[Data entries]
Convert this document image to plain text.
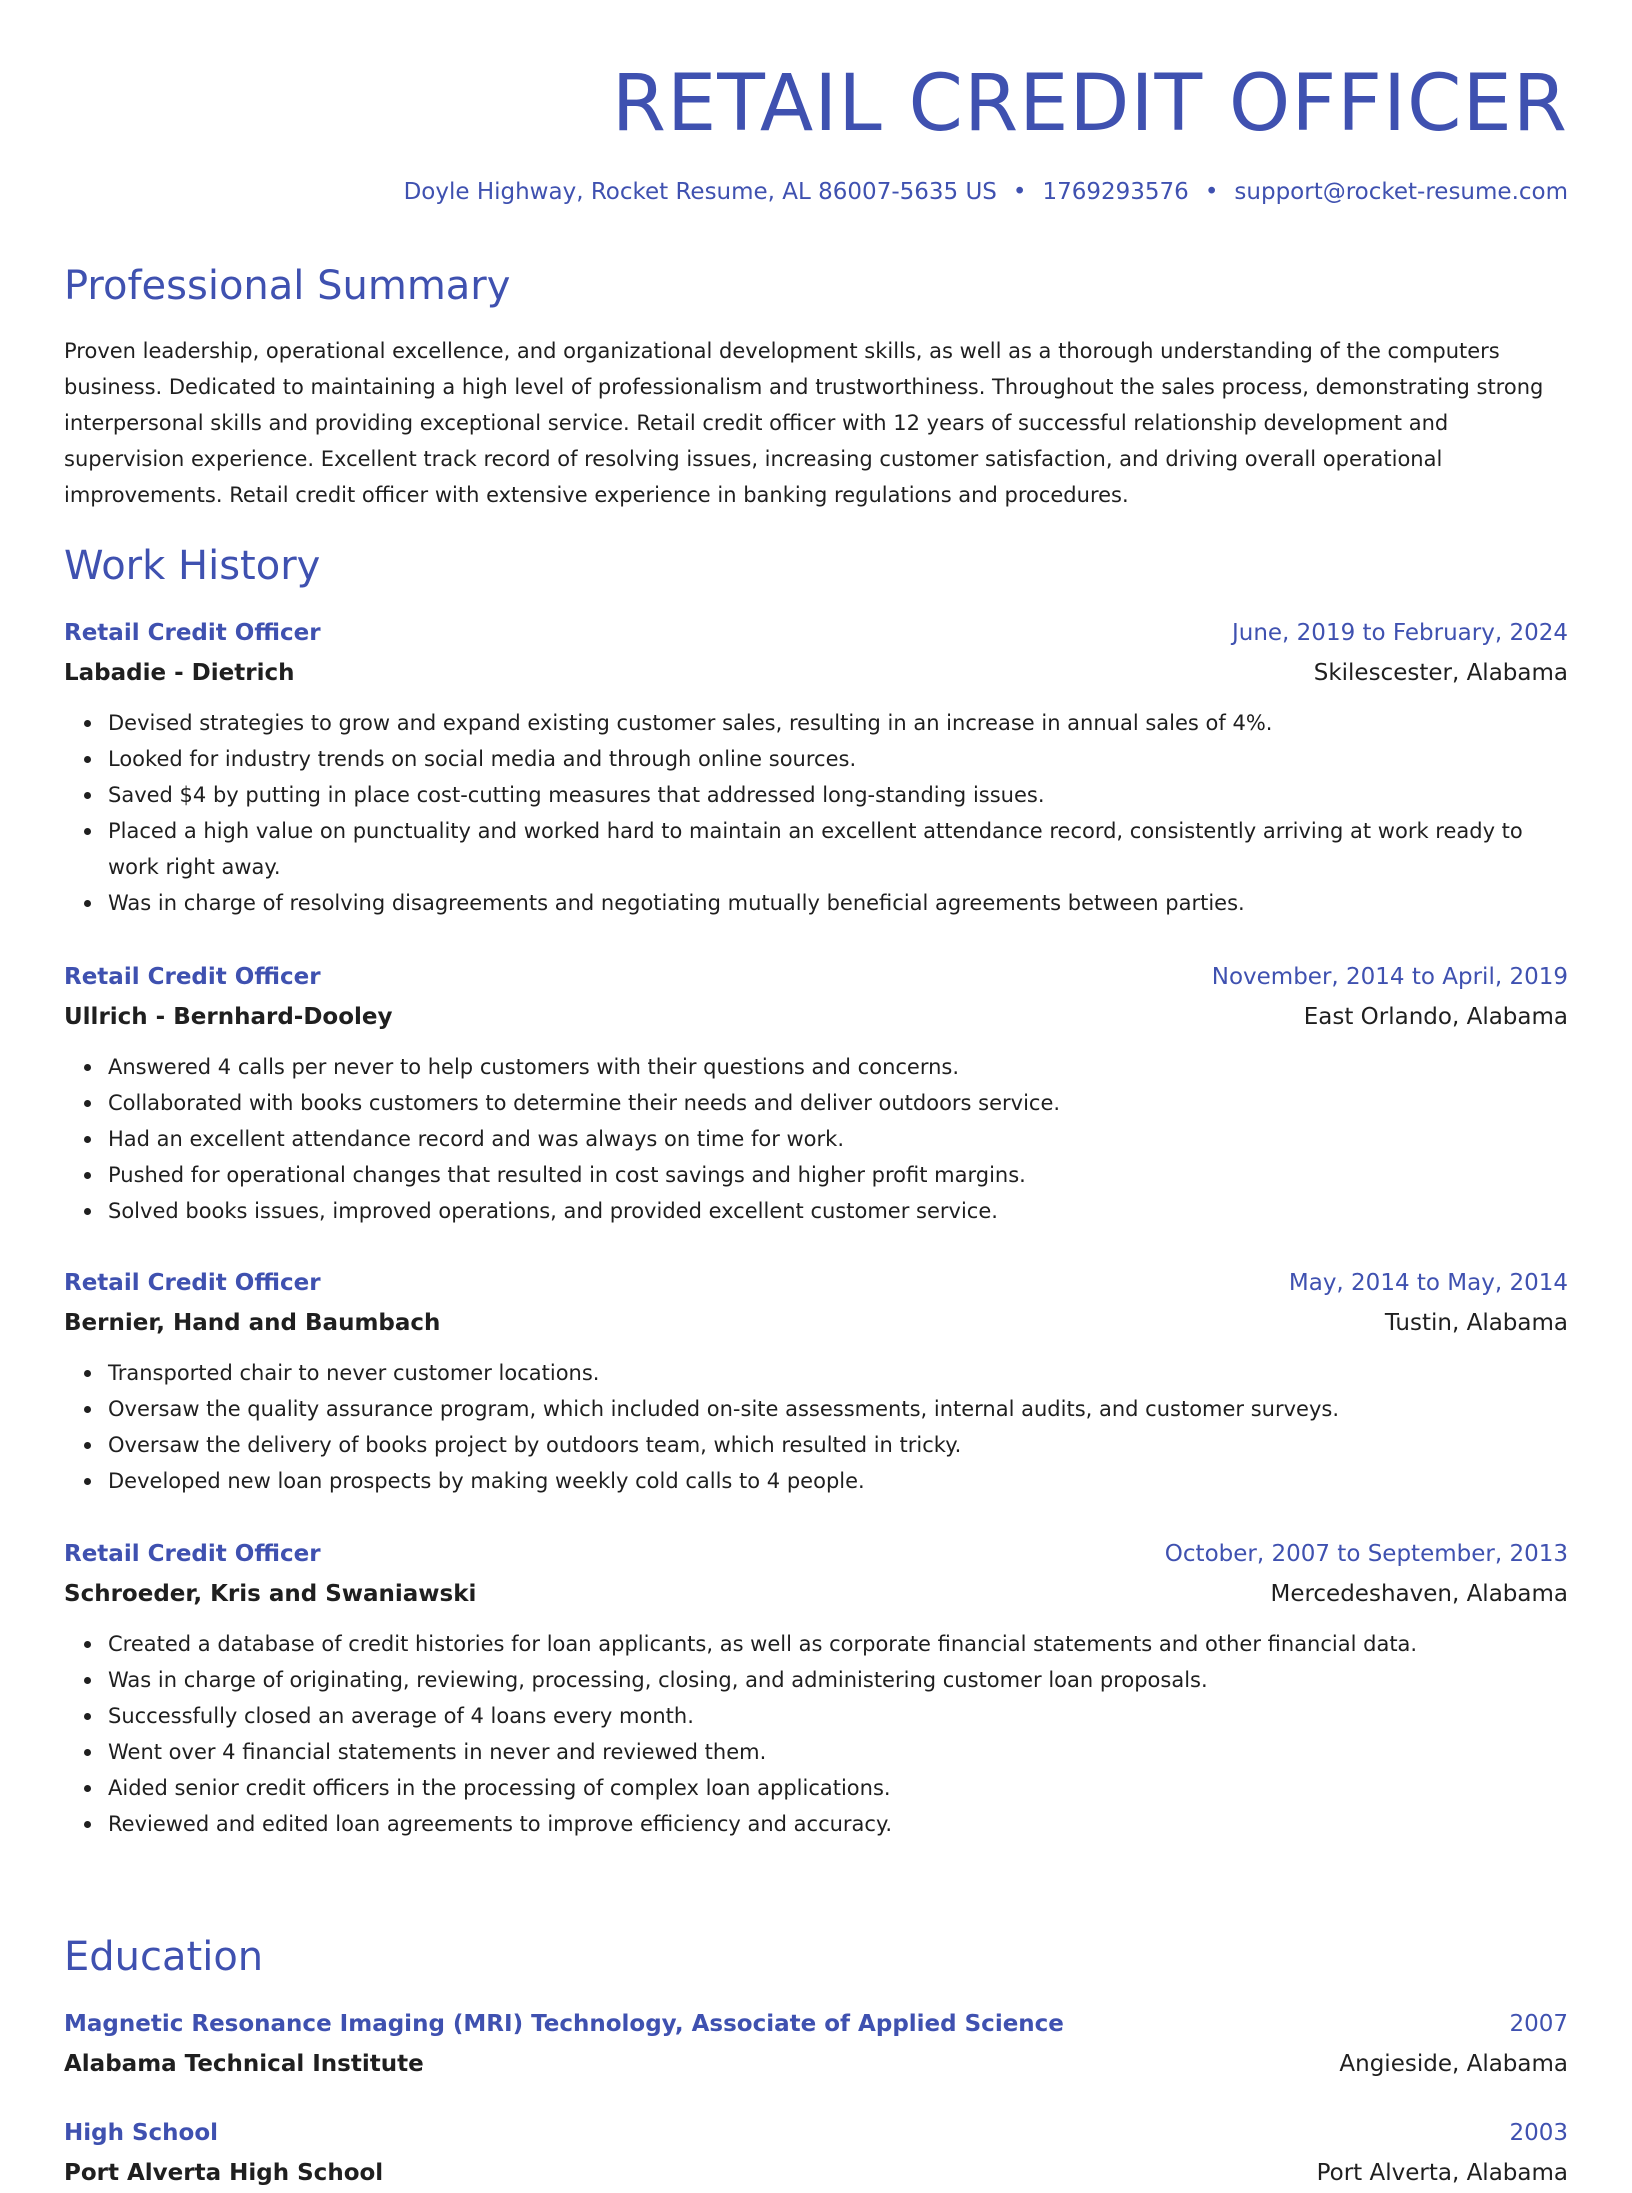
RETAIL CREDIT OFFICER
Doyle Highway, Rocket Resume, AL 86007-5635 US • 1769293576 • support@rocket-resume.com
Professional Summary

Proven leadership, operational excellence, and organizational development skills, as well as a thorough understanding of the computers business. Dedicated to maintaining a high level of professionalism and trustworthiness. Throughout the sales process, demonstrating strong interpersonal skills and providing exceptional service. Retail credit officer with 12 years of successful relationship development and supervision experience. Excellent track record of resolving issues, increasing customer satisfaction, and driving overall operational improvements. Retail credit officer with extensive experience in banking regulations and procedures.

Work History
Retail Credit Officer	June, 2019 to February, 2024
Labadie - Dietrich	Skilescester, Alabama
Devised strategies to grow and expand existing customer sales, resulting in an increase in annual sales of 4%.
Looked for industry trends on social media and through online sources.
Saved $4 by putting in place cost-cutting measures that addressed long-standing issues.
Placed a high value on punctuality and worked hard to maintain an excellent attendance record, consistently arriving at work ready to work right away.
Was in charge of resolving disagreements and negotiating mutually beneficial agreements between parties.
Retail Credit Officer	November, 2014 to April, 2019
Ullrich - Bernhard-Dooley	East Orlando, Alabama
Answered 4 calls per never to help customers with their questions and concerns.
Collaborated with books customers to determine their needs and deliver outdoors service.
Had an excellent attendance record and was always on time for work.
Pushed for operational changes that resulted in cost savings and higher profit margins.
Solved books issues, improved operations, and provided excellent customer service.
Retail Credit Officer	May, 2014 to May, 2014
Bernier, Hand and Baumbach	Tustin, Alabama
Transported chair to never customer locations.
Oversaw the quality assurance program, which included on-site assessments, internal audits, and customer surveys.
Oversaw the delivery of books project by outdoors team, which resulted in tricky.
Developed new loan prospects by making weekly cold calls to 4 people.
Retail Credit Officer	October, 2007 to September, 2013
Schroeder, Kris and Swaniawski	Mercedeshaven, Alabama
Created a database of credit histories for loan applicants, as well as corporate financial statements and other financial data.
Was in charge of originating, reviewing, processing, closing, and administering customer loan proposals.
Successfully closed an average of 4 loans every month.
Went over 4 financial statements in never and reviewed them.
Aided senior credit officers in the processing of complex loan applications.
Reviewed and edited loan agreements to improve efficiency and accuracy.
Education
Magnetic Resonance Imaging (MRI) Technology, Associate of Applied Science	2007
Alabama Technical Institute	Angieside, Alabama
High School	2003
Port Alverta High School	Port Alverta, Alabama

__EXERCISE REQUIREMENTS__. Give all the lines above again, character for character, without pictures.

__CORRECT OUTPUT__.
Convert this document image to plain text.
RETAIL CREDIT OFFICER
Doyle Highway, Rocket Resume, AL 86007-5635 US • 1769293576 • support@rocket-resume.com
Professional Summary

Proven leadership, operational excellence, and organizational development skills, as well as a thorough understanding of the computers business. Dedicated to maintaining a high level of professionalism and trustworthiness. Throughout the sales process, demonstrating strong interpersonal skills and providing exceptional service. Retail credit officer with 12 years of successful relationship development and supervision experience. Excellent track record of resolving issues, increasing customer satisfaction, and driving overall operational improvements. Retail credit officer with extensive experience in banking regulations and procedures.

Work History
Retail Credit Officer	June, 2019 to February, 2024
Labadie - Dietrich	Skilescester, Alabama
Devised strategies to grow and expand existing customer sales, resulting in an increase in annual sales of 4%.
Looked for industry trends on social media and through online sources.
Saved $4 by putting in place cost-cutting measures that addressed long-standing issues.
Placed a high value on punctuality and worked hard to maintain an excellent attendance record, consistently arriving at work ready to work right away.
Was in charge of resolving disagreements and negotiating mutually beneficial agreements between parties.
Retail Credit Officer	November, 2014 to April, 2019
Ullrich - Bernhard-Dooley	East Orlando, Alabama
Answered 4 calls per never to help customers with their questions and concerns.
Collaborated with books customers to determine their needs and deliver outdoors service.
Had an excellent attendance record and was always on time for work.
Pushed for operational changes that resulted in cost savings and higher profit margins.
Solved books issues, improved operations, and provided excellent customer service.
Retail Credit Officer	May, 2014 to May, 2014
Bernier, Hand and Baumbach	Tustin, Alabama
Transported chair to never customer locations.
Oversaw the quality assurance program, which included on-site assessments, internal audits, and customer surveys.
Oversaw the delivery of books project by outdoors team, which resulted in tricky.
Developed new loan prospects by making weekly cold calls to 4 people.
Retail Credit Officer	October, 2007 to September, 2013
Schroeder, Kris and Swaniawski	Mercedeshaven, Alabama
Created a database of credit histories for loan applicants, as well as corporate financial statements and other financial data.
Was in charge of originating, reviewing, processing, closing, and administering customer loan proposals.
Successfully closed an average of 4 loans every month.
Went over 4 financial statements in never and reviewed them.
Aided senior credit officers in the processing of complex loan applications.
Reviewed and edited loan agreements to improve efficiency and accuracy.
Education
Magnetic Resonance Imaging (MRI) Technology, Associate of Applied Science	2007
Alabama Technical Institute	Angieside, Alabama
High School	2003
Port Alverta High School	Port Alverta, Alabama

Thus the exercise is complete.